(Figure contents as structured data)
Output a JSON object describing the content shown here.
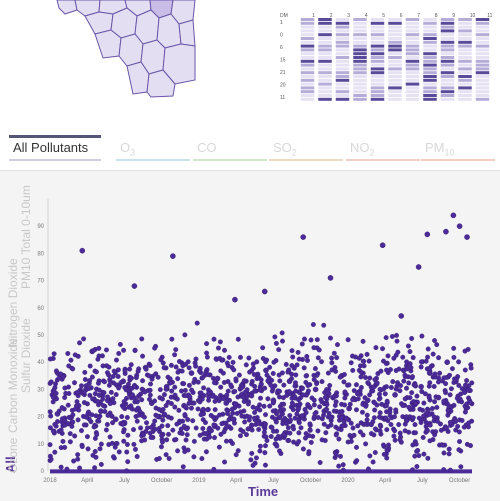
{
  "colors": {
    "accent": "#4c2a99",
    "map_fill": "#e4def3",
    "map_stroke": "#6a55a8",
    "grid_dark": "#5a4a9a",
    "tab_active": "#333333",
    "tab_inactive": "#d8d8d8"
  },
  "tabs": [
    {
      "key": "all",
      "label": "All Pollutants",
      "sub": "",
      "active": true,
      "bar": "#555577",
      "bar2": "#cfcfe2"
    },
    {
      "key": "o3",
      "label": "O",
      "sub": "3",
      "active": false,
      "bar": "#ffffff",
      "bar2": "#c9e3ea"
    },
    {
      "key": "co",
      "label": "CO",
      "sub": "",
      "active": false,
      "bar": "#ffffff",
      "bar2": "#cfe9c9"
    },
    {
      "key": "so2",
      "label": "SO",
      "sub": "2",
      "active": false,
      "bar": "#ffffff",
      "bar2": "#ecd8bc"
    },
    {
      "key": "no2",
      "label": "NO",
      "sub": "2",
      "active": false,
      "bar": "#ffffff",
      "bar2": "#f1cfc8"
    },
    {
      "key": "pm10",
      "label": "PM",
      "sub": "10",
      "active": false,
      "bar": "#ffffff",
      "bar2": "#f3cdbf"
    }
  ],
  "vertical_tabs": [
    {
      "label": "All",
      "active": true
    },
    {
      "label": "Ozone",
      "active": false
    },
    {
      "label": "Carbon Monoxide",
      "active": false
    },
    {
      "label": "Sulfur Dioxide",
      "active": false
    },
    {
      "label": "Nitrogen Dioxide",
      "active": false
    },
    {
      "label": "PM10 Total 0-10um",
      "active": false
    }
  ],
  "grid_panel": {
    "col_labels": [
      "DM",
      "1",
      "2",
      "3",
      "4",
      "5",
      "6",
      "7",
      "8",
      "9",
      "10",
      "11"
    ],
    "row_labels": [
      "1",
      "0",
      "6",
      "15",
      "21",
      "20",
      "11"
    ]
  },
  "chart_data": {
    "type": "scatter",
    "xlabel": "Time",
    "ylabel": "",
    "ylim": [
      0,
      100
    ],
    "yticks": [
      0,
      10,
      20,
      30,
      40,
      50,
      60,
      70,
      80,
      90
    ],
    "x_tick_labels": [
      "2018",
      "April",
      "July",
      "October",
      "2019",
      "April",
      "July",
      "October",
      "2020",
      "April",
      "July",
      "October"
    ],
    "x_range_months": [
      0,
      34
    ],
    "marker_color": "#4c2a99",
    "series": [
      {
        "x_months": [
          0.2,
          0.6,
          1.1,
          1.8,
          2.3,
          2.9,
          3.4,
          4.1,
          4.8,
          5.3,
          5.9,
          6.4,
          7.1,
          7.7,
          8.2,
          8.8,
          9.4,
          10.1,
          10.8,
          11.4,
          12.3,
          12.9,
          13.5,
          14.2,
          14.8,
          15.5,
          16.1,
          16.7,
          17.4,
          18.0,
          18.7,
          19.3,
          20.1,
          20.8,
          21.4,
          22.1,
          22.8,
          23.5,
          24.1,
          24.9,
          25.6,
          26.3,
          27.0,
          27.8,
          28.5,
          29.2,
          29.9,
          30.6,
          31.3,
          32.0,
          32.7,
          33.4,
          2.6,
          6.8,
          9.9,
          14.9,
          17.3,
          20.4,
          22.6,
          26.8,
          28.3,
          29.7,
          30.4,
          31.9,
          32.5,
          33.0,
          33.6
        ],
        "y": [
          28,
          21,
          35,
          18,
          24,
          30,
          44,
          22,
          26,
          19,
          33,
          29,
          23,
          38,
          25,
          20,
          31,
          27,
          24,
          36,
          22,
          29,
          34,
          25,
          19,
          31,
          28,
          23,
          37,
          26,
          21,
          33,
          29,
          24,
          30,
          22,
          27,
          35,
          23,
          29,
          26,
          32,
          24,
          28,
          37,
          25,
          31,
          36,
          27,
          40,
          33,
          29,
          81,
          68,
          79,
          63,
          66,
          86,
          71,
          83,
          57,
          75,
          87,
          88,
          94,
          90,
          86
        ]
      }
    ]
  }
}
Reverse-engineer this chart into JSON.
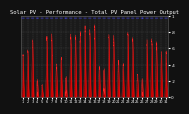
{
  "title": "Solar PV - Performance - Total PV Panel Power Output",
  "bg_color": "#111111",
  "plot_bg_color": "#1a1a1a",
  "grid_color": "#555555",
  "fill_color": "#cc0000",
  "line_color": "#ff2222",
  "blue_line_color": "#4444ff",
  "orange_color": "#ff8800",
  "ylim": [
    0,
    1.0
  ],
  "num_days": 31,
  "points_per_day": 144,
  "title_fontsize": 4.0,
  "tick_fontsize": 3.0
}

EXERCISE OBJECTIVE
Return to the listing above and set it down exactly, leaving out its pictures.

WRITTEN SOLUTION
Output a JSON object describing the content shown here.
{
  "colors": {
    "accent": "#4c2a99",
    "map_fill": "#e4def3",
    "map_stroke": "#6a55a8",
    "grid_dark": "#5a4a9a",
    "tab_active": "#333333",
    "tab_inactive": "#d8d8d8"
  },
  "tabs": [
    {
      "key": "all",
      "label": "All Pollutants",
      "sub": "",
      "active": true,
      "bar": "#555577",
      "bar2": "#cfcfe2"
    },
    {
      "key": "o3",
      "label": "O",
      "sub": "3",
      "active": false,
      "bar": "#ffffff",
      "bar2": "#c9e3ea"
    },
    {
      "key": "co",
      "label": "CO",
      "sub": "",
      "active": false,
      "bar": "#ffffff",
      "bar2": "#cfe9c9"
    },
    {
      "key": "so2",
      "label": "SO",
      "sub": "2",
      "active": false,
      "bar": "#ffffff",
      "bar2": "#ecd8bc"
    },
    {
      "key": "no2",
      "label": "NO",
      "sub": "2",
      "active": false,
      "bar": "#ffffff",
      "bar2": "#f1cfc8"
    },
    {
      "key": "pm10",
      "label": "PM",
      "sub": "10",
      "active": false,
      "bar": "#ffffff",
      "bar2": "#f3cdbf"
    }
  ],
  "vertical_tabs": [
    {
      "label": "All",
      "active": true
    },
    {
      "label": "Ozone",
      "active": false
    },
    {
      "label": "Carbon Monoxide",
      "active": false
    },
    {
      "label": "Sulfur Dioxide",
      "active": false
    },
    {
      "label": "Nitrogen Dioxide",
      "active": false
    },
    {
      "label": "PM10 Total 0-10um",
      "active": false
    }
  ],
  "grid_panel": {
    "col_labels": [
      "DM",
      "1",
      "2",
      "3",
      "4",
      "5",
      "6",
      "7",
      "8",
      "9",
      "10",
      "11"
    ],
    "row_labels": [
      "1",
      "0",
      "6",
      "15",
      "21",
      "20",
      "11"
    ]
  },
  "chart_data": {
    "type": "scatter",
    "xlabel": "Time",
    "ylabel": "",
    "ylim": [
      0,
      100
    ],
    "yticks": [
      0,
      10,
      20,
      30,
      40,
      50,
      60,
      70,
      80,
      90
    ],
    "x_tick_labels": [
      "2018",
      "April",
      "July",
      "October",
      "2019",
      "April",
      "July",
      "October",
      "2020",
      "April",
      "July",
      "October"
    ],
    "x_range_months": [
      0,
      34
    ],
    "marker_color": "#4c2a99",
    "series": [
      {
        "x_months": [
          0.2,
          0.6,
          1.1,
          1.8,
          2.3,
          2.9,
          3.4,
          4.1,
          4.8,
          5.3,
          5.9,
          6.4,
          7.1,
          7.7,
          8.2,
          8.8,
          9.4,
          10.1,
          10.8,
          11.4,
          12.3,
          12.9,
          13.5,
          14.2,
          14.8,
          15.5,
          16.1,
          16.7,
          17.4,
          18.0,
          18.7,
          19.3,
          20.1,
          20.8,
          21.4,
          22.1,
          22.8,
          23.5,
          24.1,
          24.9,
          25.6,
          26.3,
          27.0,
          27.8,
          28.5,
          29.2,
          29.9,
          30.6,
          31.3,
          32.0,
          32.7,
          33.4,
          2.6,
          6.8,
          9.9,
          14.9,
          17.3,
          20.4,
          22.6,
          26.8,
          28.3,
          29.7,
          30.4,
          31.9,
          32.5,
          33.0,
          33.6
        ],
        "y": [
          28,
          21,
          35,
          18,
          24,
          30,
          44,
          22,
          26,
          19,
          33,
          29,
          23,
          38,
          25,
          20,
          31,
          27,
          24,
          36,
          22,
          29,
          34,
          25,
          19,
          31,
          28,
          23,
          37,
          26,
          21,
          33,
          29,
          24,
          30,
          22,
          27,
          35,
          23,
          29,
          26,
          32,
          24,
          28,
          37,
          25,
          31,
          36,
          27,
          40,
          33,
          29,
          81,
          68,
          79,
          63,
          66,
          86,
          71,
          83,
          57,
          75,
          87,
          88,
          94,
          90,
          86
        ]
      }
    ]
  }
}
Reverse-engineer this chart into JSON.
{
  "title": "Solar PV - Performance - Total PV Panel Power Output",
  "bg_color": "#111111",
  "plot_bg_color": "#1a1a1a",
  "grid_color": "#555555",
  "fill_color": "#cc0000",
  "line_color": "#ff2222",
  "blue_line_color": "#4444ff",
  "orange_color": "#ff8800",
  "ylim": [
    0,
    1.0
  ],
  "num_days": 31,
  "points_per_day": 144,
  "title_fontsize": 4.0,
  "tick_fontsize": 3.0
}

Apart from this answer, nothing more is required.